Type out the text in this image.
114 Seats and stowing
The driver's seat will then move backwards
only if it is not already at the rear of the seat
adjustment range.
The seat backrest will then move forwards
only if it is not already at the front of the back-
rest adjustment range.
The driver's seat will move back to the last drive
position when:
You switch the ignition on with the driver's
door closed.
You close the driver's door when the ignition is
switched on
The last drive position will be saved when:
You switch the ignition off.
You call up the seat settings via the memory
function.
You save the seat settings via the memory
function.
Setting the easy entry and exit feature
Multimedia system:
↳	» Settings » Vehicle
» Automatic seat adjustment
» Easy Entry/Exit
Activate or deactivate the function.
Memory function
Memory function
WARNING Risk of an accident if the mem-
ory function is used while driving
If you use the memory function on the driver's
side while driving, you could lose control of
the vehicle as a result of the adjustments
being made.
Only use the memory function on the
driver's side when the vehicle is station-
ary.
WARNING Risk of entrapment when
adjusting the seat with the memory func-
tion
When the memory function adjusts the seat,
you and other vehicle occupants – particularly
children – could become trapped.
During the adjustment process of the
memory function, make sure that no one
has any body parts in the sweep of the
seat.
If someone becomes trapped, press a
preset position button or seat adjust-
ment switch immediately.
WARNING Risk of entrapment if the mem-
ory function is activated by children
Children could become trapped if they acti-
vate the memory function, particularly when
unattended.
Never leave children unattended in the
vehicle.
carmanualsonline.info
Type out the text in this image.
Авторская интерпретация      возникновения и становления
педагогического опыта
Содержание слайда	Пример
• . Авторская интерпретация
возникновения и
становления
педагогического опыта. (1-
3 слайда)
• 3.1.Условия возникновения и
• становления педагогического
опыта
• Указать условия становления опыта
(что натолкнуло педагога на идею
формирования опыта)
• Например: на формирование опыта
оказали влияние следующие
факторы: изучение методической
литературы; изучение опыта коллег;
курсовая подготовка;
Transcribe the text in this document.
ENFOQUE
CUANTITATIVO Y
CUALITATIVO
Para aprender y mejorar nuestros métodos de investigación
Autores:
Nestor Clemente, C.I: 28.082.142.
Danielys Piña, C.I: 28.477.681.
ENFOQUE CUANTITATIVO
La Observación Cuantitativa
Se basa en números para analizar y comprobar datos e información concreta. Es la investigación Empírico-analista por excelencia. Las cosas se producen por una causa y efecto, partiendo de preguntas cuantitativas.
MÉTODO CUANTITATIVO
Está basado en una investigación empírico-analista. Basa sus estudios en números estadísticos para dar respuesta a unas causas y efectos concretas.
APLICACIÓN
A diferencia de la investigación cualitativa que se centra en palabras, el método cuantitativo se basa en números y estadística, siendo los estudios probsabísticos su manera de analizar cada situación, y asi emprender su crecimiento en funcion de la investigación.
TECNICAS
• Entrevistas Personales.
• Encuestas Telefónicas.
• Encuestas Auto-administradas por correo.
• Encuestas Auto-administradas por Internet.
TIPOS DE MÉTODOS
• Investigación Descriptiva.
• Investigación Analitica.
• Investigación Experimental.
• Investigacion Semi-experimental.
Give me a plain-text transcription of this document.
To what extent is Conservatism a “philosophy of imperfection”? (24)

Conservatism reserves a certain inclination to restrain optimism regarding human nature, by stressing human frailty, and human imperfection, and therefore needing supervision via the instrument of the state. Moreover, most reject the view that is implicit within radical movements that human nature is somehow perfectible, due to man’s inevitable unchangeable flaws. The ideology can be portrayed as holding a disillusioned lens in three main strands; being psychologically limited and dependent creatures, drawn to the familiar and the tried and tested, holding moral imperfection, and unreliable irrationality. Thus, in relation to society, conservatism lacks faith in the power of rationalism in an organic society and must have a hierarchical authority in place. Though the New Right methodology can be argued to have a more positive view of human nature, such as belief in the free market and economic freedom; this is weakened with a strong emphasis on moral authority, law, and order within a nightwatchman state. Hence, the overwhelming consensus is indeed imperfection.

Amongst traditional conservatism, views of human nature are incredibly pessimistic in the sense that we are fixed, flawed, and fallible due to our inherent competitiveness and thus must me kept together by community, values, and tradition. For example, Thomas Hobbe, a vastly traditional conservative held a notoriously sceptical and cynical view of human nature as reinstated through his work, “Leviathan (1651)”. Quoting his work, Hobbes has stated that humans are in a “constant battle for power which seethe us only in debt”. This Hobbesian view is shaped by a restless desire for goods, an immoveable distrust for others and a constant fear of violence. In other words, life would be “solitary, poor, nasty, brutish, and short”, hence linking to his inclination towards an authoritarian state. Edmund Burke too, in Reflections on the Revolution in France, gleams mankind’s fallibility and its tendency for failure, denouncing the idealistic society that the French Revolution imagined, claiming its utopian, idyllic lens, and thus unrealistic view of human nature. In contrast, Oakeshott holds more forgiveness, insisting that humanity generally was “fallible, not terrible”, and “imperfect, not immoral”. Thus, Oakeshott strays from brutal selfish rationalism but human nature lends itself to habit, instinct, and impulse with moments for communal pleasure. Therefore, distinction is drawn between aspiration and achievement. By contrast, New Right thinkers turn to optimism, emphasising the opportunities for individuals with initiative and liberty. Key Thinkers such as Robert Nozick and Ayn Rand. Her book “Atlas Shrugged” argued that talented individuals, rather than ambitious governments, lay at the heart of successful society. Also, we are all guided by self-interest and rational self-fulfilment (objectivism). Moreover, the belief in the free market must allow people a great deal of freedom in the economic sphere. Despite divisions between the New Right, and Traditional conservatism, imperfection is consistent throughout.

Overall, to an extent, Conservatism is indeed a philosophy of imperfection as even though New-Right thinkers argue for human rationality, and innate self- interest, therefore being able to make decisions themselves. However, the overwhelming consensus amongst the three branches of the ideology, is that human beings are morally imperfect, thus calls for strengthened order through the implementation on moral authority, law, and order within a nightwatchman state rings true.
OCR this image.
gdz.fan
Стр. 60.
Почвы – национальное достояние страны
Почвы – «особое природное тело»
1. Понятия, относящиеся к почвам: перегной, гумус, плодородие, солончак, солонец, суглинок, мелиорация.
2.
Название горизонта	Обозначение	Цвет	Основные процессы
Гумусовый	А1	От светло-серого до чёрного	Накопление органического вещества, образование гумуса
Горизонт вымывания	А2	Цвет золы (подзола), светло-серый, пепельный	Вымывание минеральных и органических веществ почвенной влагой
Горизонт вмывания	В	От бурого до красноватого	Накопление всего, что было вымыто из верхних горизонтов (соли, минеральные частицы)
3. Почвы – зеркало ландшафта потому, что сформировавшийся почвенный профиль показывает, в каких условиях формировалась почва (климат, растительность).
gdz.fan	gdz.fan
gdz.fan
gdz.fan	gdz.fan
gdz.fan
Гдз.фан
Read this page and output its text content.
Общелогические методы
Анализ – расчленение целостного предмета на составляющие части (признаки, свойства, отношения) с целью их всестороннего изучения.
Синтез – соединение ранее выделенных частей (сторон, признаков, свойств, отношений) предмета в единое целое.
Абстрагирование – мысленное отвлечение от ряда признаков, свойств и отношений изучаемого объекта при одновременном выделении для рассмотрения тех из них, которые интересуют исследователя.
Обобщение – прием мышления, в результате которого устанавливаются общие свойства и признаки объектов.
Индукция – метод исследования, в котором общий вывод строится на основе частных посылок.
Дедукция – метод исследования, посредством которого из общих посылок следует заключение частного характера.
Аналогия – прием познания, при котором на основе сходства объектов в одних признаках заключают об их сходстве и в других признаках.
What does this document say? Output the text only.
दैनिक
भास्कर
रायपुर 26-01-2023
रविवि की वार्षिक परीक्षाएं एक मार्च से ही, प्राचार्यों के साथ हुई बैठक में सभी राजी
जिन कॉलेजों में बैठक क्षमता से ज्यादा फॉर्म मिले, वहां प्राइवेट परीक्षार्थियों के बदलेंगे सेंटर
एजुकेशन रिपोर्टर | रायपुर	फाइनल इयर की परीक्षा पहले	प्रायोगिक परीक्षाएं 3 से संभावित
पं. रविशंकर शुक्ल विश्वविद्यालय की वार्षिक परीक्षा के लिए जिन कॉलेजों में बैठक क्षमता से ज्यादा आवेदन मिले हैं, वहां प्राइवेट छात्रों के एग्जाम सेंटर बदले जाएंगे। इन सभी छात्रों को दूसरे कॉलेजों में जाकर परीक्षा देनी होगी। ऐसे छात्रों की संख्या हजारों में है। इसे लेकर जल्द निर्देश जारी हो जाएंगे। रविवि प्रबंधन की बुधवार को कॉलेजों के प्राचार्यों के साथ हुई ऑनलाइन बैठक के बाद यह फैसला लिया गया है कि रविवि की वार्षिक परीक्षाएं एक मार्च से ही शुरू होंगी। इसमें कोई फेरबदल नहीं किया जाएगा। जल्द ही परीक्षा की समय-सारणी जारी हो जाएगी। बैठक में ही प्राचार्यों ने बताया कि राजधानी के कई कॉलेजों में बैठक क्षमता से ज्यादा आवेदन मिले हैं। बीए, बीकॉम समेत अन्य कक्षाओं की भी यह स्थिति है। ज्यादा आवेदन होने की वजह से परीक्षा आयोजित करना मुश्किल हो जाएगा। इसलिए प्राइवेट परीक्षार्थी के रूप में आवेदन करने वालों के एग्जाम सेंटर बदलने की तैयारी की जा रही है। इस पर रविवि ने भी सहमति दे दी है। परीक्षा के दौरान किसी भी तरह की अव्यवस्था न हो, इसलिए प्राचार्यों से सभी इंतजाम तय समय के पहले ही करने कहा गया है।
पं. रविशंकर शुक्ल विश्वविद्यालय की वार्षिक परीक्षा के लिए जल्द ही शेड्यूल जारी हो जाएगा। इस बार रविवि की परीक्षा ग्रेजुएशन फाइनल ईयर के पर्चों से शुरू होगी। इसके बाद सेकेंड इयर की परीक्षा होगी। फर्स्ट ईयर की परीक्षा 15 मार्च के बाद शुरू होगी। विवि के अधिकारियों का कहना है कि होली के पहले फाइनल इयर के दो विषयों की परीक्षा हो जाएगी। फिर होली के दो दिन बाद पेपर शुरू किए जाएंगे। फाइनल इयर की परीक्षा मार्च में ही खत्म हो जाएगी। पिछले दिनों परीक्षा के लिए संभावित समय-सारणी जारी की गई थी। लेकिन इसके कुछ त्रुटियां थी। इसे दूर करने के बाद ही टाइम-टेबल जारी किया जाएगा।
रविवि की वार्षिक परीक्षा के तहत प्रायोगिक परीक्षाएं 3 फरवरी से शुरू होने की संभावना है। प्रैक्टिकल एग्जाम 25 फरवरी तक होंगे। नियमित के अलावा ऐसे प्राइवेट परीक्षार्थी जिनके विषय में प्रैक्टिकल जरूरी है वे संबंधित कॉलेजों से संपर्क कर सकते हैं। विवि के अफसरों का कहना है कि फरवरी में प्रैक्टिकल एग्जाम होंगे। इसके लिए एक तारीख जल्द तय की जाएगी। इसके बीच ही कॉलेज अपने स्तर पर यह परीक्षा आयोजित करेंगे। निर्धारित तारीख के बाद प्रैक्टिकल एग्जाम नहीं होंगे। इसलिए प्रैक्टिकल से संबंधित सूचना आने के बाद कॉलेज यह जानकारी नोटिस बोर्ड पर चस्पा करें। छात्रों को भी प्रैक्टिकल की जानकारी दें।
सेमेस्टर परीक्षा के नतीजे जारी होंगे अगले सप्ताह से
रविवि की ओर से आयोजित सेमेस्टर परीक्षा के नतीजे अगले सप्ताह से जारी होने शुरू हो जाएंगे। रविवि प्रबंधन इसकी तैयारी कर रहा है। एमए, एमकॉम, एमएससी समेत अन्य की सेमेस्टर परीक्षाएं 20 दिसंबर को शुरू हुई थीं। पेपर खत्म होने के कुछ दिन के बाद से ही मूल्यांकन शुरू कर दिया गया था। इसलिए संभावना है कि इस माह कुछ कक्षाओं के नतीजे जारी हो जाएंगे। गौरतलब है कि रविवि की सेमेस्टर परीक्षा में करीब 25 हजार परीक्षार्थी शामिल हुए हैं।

- - -

All lines of the data above that include the word "side" must be shown.

◆ PROBLEM SOLUTION:
side while driving, you could lose control of
driver's side when the vehicle is station-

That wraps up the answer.